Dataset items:
◆ ◆ ◆ ◆ ◆

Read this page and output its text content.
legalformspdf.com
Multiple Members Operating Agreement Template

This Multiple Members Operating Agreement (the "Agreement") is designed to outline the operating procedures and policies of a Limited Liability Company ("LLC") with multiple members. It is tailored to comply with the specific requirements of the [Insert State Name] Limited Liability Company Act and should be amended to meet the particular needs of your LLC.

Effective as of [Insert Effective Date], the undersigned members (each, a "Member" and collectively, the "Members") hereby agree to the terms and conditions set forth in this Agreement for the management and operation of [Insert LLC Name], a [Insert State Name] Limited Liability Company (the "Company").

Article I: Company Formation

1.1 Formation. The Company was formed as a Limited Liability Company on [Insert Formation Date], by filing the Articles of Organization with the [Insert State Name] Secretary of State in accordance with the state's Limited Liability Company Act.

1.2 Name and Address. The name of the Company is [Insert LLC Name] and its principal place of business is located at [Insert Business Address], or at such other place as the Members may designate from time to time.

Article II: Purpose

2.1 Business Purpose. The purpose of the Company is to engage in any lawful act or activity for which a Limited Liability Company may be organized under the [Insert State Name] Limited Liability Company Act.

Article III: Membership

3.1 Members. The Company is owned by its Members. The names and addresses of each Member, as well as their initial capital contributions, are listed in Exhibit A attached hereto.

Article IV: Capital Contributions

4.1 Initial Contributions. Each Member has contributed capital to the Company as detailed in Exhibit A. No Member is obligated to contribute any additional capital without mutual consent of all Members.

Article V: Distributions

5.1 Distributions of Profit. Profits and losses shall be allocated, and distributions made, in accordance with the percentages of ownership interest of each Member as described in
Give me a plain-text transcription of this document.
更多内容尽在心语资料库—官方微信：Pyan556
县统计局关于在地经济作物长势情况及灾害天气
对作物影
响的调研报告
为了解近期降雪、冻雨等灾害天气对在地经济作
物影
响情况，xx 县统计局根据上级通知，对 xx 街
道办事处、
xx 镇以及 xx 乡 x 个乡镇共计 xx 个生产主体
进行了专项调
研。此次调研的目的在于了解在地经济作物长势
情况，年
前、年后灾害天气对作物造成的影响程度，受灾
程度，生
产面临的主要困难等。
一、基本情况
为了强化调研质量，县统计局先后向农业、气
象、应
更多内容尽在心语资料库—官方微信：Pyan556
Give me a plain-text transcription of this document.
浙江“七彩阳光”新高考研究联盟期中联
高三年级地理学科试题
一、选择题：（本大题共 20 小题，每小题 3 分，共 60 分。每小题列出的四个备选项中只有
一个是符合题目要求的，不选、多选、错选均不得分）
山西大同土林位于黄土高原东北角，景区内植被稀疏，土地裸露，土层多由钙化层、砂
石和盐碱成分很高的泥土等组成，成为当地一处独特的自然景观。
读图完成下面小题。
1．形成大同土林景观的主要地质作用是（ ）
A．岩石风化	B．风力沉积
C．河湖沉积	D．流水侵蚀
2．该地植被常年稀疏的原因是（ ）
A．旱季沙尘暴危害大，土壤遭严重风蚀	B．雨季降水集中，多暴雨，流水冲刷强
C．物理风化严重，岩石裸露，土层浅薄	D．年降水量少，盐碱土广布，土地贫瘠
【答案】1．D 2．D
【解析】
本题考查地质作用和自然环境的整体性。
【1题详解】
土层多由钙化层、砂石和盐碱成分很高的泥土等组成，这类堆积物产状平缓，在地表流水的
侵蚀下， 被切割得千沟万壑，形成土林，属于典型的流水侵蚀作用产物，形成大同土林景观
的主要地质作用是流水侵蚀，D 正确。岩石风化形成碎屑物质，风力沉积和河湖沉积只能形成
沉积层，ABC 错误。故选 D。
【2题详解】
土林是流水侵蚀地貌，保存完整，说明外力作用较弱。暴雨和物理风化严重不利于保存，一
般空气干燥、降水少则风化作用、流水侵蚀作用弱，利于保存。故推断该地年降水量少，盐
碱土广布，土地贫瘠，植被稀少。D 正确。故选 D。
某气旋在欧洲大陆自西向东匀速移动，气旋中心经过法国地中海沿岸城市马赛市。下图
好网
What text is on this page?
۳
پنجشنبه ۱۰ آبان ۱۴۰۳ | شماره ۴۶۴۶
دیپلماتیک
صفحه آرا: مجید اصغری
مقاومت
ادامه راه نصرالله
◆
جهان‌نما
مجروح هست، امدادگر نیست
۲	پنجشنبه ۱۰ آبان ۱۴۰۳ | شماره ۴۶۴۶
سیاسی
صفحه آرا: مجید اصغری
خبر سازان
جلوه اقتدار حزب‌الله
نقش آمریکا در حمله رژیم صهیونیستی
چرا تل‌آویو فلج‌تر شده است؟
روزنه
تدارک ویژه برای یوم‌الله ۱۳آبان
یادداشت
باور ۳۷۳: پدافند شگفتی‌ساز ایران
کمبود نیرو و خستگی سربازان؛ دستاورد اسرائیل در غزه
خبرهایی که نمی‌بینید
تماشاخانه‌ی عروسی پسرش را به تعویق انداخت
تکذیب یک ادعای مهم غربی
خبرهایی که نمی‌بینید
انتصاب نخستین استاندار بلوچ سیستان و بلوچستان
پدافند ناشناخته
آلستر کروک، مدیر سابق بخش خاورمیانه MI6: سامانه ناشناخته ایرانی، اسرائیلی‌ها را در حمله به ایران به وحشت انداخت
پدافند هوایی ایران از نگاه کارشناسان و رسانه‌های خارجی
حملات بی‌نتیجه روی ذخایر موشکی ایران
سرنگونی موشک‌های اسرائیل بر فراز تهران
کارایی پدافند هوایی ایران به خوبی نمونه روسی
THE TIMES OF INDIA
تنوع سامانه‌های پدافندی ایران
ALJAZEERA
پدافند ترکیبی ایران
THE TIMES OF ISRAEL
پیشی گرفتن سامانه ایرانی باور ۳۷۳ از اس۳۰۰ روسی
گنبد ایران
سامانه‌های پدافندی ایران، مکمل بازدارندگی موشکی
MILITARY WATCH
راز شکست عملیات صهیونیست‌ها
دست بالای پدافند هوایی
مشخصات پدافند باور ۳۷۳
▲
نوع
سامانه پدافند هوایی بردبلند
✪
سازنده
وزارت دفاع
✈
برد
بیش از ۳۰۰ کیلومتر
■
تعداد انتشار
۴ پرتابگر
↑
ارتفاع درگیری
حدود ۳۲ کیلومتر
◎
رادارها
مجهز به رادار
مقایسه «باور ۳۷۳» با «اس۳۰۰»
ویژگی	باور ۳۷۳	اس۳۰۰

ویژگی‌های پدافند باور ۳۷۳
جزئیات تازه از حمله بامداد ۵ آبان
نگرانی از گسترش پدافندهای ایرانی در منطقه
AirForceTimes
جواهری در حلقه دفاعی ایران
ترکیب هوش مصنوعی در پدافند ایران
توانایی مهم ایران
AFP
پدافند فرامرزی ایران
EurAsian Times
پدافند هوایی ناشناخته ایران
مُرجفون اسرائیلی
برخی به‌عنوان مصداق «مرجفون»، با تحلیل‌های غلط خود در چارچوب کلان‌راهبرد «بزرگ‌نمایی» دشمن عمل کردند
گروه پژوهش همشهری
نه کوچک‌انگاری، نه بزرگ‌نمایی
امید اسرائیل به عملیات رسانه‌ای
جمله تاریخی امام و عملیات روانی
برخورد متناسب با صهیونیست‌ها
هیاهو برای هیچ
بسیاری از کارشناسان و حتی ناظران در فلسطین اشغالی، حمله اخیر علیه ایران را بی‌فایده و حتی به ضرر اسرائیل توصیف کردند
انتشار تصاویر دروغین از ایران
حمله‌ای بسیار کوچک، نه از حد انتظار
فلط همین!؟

◆ ◆ ◆ ◆ ◆

Reproduce each entry word for word.

Read this page and output its text content.
legalformspdf.com
Multiple Members Operating Agreement Template

This Multiple Members Operating Agreement (the "Agreement") is designed to outline the operating procedures and policies of a Limited Liability Company ("LLC") with multiple members. It is tailored to comply with the specific requirements of the [Insert State Name] Limited Liability Company Act and should be amended to meet the particular needs of your LLC.

Effective as of [Insert Effective Date], the undersigned members (each, a "Member" and collectively, the "Members") hereby agree to the terms and conditions set forth in this Agreement for the management and operation of [Insert LLC Name], a [Insert State Name] Limited Liability Company (the "Company").

Article I: Company Formation

1.1 Formation. The Company was formed as a Limited Liability Company on [Insert Formation Date], by filing the Articles of Organization with the [Insert State Name] Secretary of State in accordance with the state's Limited Liability Company Act.

1.2 Name and Address. The name of the Company is [Insert LLC Name] and its principal place of business is located at [Insert Business Address], or at such other place as the Members may designate from time to time.

Article II: Purpose

2.1 Business Purpose. The purpose of the Company is to engage in any lawful act or activity for which a Limited Liability Company may be organized under the [Insert State Name] Limited Liability Company Act.

Article III: Membership

3.1 Members. The Company is owned by its Members. The names and addresses of each Member, as well as their initial capital contributions, are listed in Exhibit A attached hereto.

Article IV: Capital Contributions

4.1 Initial Contributions. Each Member has contributed capital to the Company as detailed in Exhibit A. No Member is obligated to contribute any additional capital without mutual consent of all Members.

Article V: Distributions

5.1 Distributions of Profit. Profits and losses shall be allocated, and distributions made, in accordance with the percentages of ownership interest of each Member as described in
Give me a plain-text transcription of this document.
更多内容尽在心语资料库—官方微信：Pyan556
县统计局关于在地经济作物长势情况及灾害天气
对作物影
响的调研报告
为了解近期降雪、冻雨等灾害天气对在地经济作
物影
响情况，xx 县统计局根据上级通知，对 xx 街
道办事处、
xx 镇以及 xx 乡 x 个乡镇共计 xx 个生产主体
进行了专项调
研。此次调研的目的在于了解在地经济作物长势
情况，年
前、年后灾害天气对作物造成的影响程度，受灾
程度，生
产面临的主要困难等。
一、基本情况
为了强化调研质量，县统计局先后向农业、气
象、应
更多内容尽在心语资料库—官方微信：Pyan556
Give me a plain-text transcription of this document.
浙江“七彩阳光”新高考研究联盟期中联
高三年级地理学科试题
一、选择题：（本大题共 20 小题，每小题 3 分，共 60 分。每小题列出的四个备选项中只有
一个是符合题目要求的，不选、多选、错选均不得分）
山西大同土林位于黄土高原东北角，景区内植被稀疏，土地裸露，土层多由钙化层、砂
石和盐碱成分很高的泥土等组成，成为当地一处独特的自然景观。
读图完成下面小题。
1．形成大同土林景观的主要地质作用是（ ）
A．岩石风化	B．风力沉积
C．河湖沉积	D．流水侵蚀
2．该地植被常年稀疏的原因是（ ）
A．旱季沙尘暴危害大，土壤遭严重风蚀	B．雨季降水集中，多暴雨，流水冲刷强
C．物理风化严重，岩石裸露，土层浅薄	D．年降水量少，盐碱土广布，土地贫瘠
【答案】1．D 2．D
【解析】
本题考查地质作用和自然环境的整体性。
【1题详解】
土层多由钙化层、砂石和盐碱成分很高的泥土等组成，这类堆积物产状平缓，在地表流水的
侵蚀下， 被切割得千沟万壑，形成土林，属于典型的流水侵蚀作用产物，形成大同土林景观
的主要地质作用是流水侵蚀，D 正确。岩石风化形成碎屑物质，风力沉积和河湖沉积只能形成
沉积层，ABC 错误。故选 D。
【2题详解】
土林是流水侵蚀地貌，保存完整，说明外力作用较弱。暴雨和物理风化严重不利于保存，一
般空气干燥、降水少则风化作用、流水侵蚀作用弱，利于保存。故推断该地年降水量少，盐
碱土广布，土地贫瘠，植被稀少。D 正确。故选 D。
某气旋在欧洲大陆自西向东匀速移动，气旋中心经过法国地中海沿岸城市马赛市。下图
好网
What text is on this page?
۳
پنجشنبه ۱۰ آبان ۱۴۰۳ | شماره ۴۶۴۶
دیپلماتیک
صفحه آرا: مجید اصغری
مقاومت
ادامه راه نصرالله
◆
جهان‌نما
مجروح هست، امدادگر نیست
۲	پنجشنبه ۱۰ آبان ۱۴۰۳ | شماره ۴۶۴۶
سیاسی
صفحه آرا: مجید اصغری
خبر سازان
جلوه اقتدار حزب‌الله
نقش آمریکا در حمله رژیم صهیونیستی
چرا تل‌آویو فلج‌تر شده است؟
روزنه
تدارک ویژه برای یوم‌الله ۱۳آبان
یادداشت
باور ۳۷۳: پدافند شگفتی‌ساز ایران
کمبود نیرو و خستگی سربازان؛ دستاورد اسرائیل در غزه
خبرهایی که نمی‌بینید
تماشاخانه‌ی عروسی پسرش را به تعویق انداخت
تکذیب یک ادعای مهم غربی
خبرهایی که نمی‌بینید
انتصاب نخستین استاندار بلوچ سیستان و بلوچستان
پدافند ناشناخته
آلستر کروک، مدیر سابق بخش خاورمیانه MI6: سامانه ناشناخته ایرانی، اسرائیلی‌ها را در حمله به ایران به وحشت انداخت
پدافند هوایی ایران از نگاه کارشناسان و رسانه‌های خارجی
حملات بی‌نتیجه روی ذخایر موشکی ایران
سرنگونی موشک‌های اسرائیل بر فراز تهران
کارایی پدافند هوایی ایران به خوبی نمونه روسی
THE TIMES OF INDIA
تنوع سامانه‌های پدافندی ایران
ALJAZEERA
پدافند ترکیبی ایران
THE TIMES OF ISRAEL
پیشی گرفتن سامانه ایرانی باور ۳۷۳ از اس۳۰۰ روسی
گنبد ایران
سامانه‌های پدافندی ایران، مکمل بازدارندگی موشکی
MILITARY WATCH
راز شکست عملیات صهیونیست‌ها
دست بالای پدافند هوایی
مشخصات پدافند باور ۳۷۳
▲
نوع
سامانه پدافند هوایی بردبلند
✪
سازنده
وزارت دفاع
✈
برد
بیش از ۳۰۰ کیلومتر
■
تعداد انتشار
۴ پرتابگر
↑
ارتفاع درگیری
حدود ۳۲ کیلومتر
◎
رادارها
مجهز به رادار
مقایسه «باور ۳۷۳» با «اس۳۰۰»
ویژگی	باور ۳۷۳	اس۳۰۰

ویژگی‌های پدافند باور ۳۷۳
جزئیات تازه از حمله بامداد ۵ آبان
نگرانی از گسترش پدافندهای ایرانی در منطقه
AirForceTimes
جواهری در حلقه دفاعی ایران
ترکیب هوش مصنوعی در پدافند ایران
توانایی مهم ایران
AFP
پدافند فرامرزی ایران
EurAsian Times
پدافند هوایی ناشناخته ایران
مُرجفون اسرائیلی
برخی به‌عنوان مصداق «مرجفون»، با تحلیل‌های غلط خود در چارچوب کلان‌راهبرد «بزرگ‌نمایی» دشمن عمل کردند
گروه پژوهش همشهری
نه کوچک‌انگاری، نه بزرگ‌نمایی
امید اسرائیل به عملیات رسانه‌ای
جمله تاریخی امام و عملیات روانی
برخورد متناسب با صهیونیست‌ها
هیاهو برای هیچ
بسیاری از کارشناسان و حتی ناظران در فلسطین اشغالی، حمله اخیر علیه ایران را بی‌فایده و حتی به ضرر اسرائیل توصیف کردند
انتشار تصاویر دروغین از ایران
حمله‌ای بسیار کوچک، نه از حد انتظار
فلط همین!؟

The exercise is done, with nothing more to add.